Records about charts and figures
[Begin]

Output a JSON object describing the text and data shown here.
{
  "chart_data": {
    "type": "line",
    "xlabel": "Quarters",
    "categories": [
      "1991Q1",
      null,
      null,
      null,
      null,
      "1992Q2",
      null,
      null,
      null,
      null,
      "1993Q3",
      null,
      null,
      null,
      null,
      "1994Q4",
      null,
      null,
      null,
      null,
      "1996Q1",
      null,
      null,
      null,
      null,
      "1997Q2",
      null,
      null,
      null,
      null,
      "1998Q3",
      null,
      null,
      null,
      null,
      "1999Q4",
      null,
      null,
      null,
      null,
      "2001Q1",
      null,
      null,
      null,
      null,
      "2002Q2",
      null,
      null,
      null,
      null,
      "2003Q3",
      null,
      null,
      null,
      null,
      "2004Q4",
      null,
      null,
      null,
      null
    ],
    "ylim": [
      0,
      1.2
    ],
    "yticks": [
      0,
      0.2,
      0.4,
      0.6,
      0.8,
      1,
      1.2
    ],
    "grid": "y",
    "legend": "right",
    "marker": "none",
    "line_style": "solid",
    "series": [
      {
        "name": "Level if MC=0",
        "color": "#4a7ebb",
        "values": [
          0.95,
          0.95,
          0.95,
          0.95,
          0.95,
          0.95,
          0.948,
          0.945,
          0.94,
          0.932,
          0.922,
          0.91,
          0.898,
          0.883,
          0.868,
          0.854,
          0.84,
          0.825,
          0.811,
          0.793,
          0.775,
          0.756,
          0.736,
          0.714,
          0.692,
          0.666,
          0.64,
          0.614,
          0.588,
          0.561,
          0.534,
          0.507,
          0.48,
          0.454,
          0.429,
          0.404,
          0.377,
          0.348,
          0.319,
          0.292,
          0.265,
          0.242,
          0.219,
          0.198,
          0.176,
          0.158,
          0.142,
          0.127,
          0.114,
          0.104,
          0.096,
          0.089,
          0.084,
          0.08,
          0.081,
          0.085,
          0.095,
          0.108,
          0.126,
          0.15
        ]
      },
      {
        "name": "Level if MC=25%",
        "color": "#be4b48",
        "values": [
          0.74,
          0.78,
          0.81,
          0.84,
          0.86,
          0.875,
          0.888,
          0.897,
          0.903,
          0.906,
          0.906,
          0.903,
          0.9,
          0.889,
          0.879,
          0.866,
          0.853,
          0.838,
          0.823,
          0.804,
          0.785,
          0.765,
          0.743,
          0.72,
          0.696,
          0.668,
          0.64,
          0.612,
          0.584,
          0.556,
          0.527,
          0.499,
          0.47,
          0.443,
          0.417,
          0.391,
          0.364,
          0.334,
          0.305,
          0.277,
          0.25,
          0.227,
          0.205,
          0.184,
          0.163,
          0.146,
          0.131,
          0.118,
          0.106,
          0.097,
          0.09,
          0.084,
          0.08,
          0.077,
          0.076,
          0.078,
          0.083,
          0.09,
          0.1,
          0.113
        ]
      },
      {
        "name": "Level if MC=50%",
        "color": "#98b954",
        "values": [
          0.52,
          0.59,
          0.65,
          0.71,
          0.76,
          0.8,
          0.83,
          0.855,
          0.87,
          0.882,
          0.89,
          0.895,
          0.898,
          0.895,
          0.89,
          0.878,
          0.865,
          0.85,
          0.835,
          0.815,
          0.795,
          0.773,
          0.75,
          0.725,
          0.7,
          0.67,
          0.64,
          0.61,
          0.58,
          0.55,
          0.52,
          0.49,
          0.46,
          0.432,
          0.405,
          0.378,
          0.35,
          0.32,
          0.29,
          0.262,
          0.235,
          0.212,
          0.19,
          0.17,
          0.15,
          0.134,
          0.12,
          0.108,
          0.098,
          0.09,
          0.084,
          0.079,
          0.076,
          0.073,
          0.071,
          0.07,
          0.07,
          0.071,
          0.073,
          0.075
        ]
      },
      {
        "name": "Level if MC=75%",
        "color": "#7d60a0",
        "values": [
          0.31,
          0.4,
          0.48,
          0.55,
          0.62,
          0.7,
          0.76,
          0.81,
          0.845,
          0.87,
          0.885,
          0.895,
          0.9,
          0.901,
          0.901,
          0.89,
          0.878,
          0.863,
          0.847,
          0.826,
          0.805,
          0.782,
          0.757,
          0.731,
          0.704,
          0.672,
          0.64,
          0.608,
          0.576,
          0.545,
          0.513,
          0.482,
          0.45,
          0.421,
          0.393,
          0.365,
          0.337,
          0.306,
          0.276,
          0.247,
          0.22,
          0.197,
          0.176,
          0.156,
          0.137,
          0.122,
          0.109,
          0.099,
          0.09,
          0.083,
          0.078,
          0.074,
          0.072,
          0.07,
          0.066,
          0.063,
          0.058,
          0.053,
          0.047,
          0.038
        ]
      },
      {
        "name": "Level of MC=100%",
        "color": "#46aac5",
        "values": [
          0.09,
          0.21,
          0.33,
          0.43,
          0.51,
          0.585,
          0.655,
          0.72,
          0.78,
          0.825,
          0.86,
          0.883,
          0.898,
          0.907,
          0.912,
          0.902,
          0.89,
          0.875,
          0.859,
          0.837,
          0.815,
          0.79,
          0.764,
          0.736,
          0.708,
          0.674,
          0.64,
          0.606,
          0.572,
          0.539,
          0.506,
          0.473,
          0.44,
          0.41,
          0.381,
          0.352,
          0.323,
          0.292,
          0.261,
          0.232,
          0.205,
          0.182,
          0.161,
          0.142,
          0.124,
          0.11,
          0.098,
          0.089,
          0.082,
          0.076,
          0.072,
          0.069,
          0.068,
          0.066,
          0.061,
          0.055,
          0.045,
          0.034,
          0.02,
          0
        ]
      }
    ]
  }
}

[End]

| REQUIREMENT |
Count the lines that hold the string "color", and reply with that number alone.

| THE RESULT |
5